Figure content listings:

>>>

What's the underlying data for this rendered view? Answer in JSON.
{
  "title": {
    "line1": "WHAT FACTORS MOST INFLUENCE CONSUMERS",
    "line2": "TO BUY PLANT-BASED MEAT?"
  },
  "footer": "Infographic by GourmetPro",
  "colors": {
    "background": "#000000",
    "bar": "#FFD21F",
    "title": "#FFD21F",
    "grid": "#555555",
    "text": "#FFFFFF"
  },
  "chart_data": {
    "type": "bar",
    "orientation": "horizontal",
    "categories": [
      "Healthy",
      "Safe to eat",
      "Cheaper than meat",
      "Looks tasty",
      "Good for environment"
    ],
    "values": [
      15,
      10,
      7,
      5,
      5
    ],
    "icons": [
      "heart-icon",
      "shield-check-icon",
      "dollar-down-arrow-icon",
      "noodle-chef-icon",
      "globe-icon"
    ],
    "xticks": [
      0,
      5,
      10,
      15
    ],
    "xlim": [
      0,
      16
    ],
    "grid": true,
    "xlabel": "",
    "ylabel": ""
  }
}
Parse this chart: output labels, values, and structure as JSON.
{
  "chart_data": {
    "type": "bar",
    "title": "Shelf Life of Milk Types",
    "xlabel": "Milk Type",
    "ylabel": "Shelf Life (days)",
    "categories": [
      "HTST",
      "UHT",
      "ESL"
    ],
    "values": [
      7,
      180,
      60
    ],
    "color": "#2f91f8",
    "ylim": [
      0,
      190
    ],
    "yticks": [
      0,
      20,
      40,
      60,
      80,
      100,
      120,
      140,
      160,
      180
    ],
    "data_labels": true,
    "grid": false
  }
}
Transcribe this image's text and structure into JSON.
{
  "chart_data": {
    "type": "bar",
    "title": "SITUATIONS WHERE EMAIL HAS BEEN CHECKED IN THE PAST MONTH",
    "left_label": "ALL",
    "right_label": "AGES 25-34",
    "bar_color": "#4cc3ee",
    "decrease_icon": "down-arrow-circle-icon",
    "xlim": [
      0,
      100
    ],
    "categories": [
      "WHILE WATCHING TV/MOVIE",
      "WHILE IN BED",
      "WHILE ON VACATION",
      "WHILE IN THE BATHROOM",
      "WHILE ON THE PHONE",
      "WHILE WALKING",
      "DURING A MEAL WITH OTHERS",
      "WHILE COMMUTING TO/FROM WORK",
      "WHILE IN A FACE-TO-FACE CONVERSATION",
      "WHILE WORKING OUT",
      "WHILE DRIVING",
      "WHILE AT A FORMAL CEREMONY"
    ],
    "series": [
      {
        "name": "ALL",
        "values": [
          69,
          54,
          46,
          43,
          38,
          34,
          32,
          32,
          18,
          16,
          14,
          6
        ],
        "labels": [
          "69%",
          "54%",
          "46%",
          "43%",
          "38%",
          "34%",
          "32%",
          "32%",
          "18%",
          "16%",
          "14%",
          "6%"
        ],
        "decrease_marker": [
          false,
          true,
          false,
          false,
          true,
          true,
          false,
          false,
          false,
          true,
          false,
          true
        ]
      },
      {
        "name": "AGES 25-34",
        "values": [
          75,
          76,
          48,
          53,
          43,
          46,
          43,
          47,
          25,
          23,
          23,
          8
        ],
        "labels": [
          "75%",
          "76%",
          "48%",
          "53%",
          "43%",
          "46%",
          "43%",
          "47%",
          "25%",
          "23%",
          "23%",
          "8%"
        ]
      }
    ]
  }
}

<<<

▸ WHAT TO PRODUCE
Filter the data for the string "text" and copy every line that has it.

▸ SOLUTION TO THIS PROBLEM
    "text": "#FFFFFF"
Transcribe this image's text and structure into JSON.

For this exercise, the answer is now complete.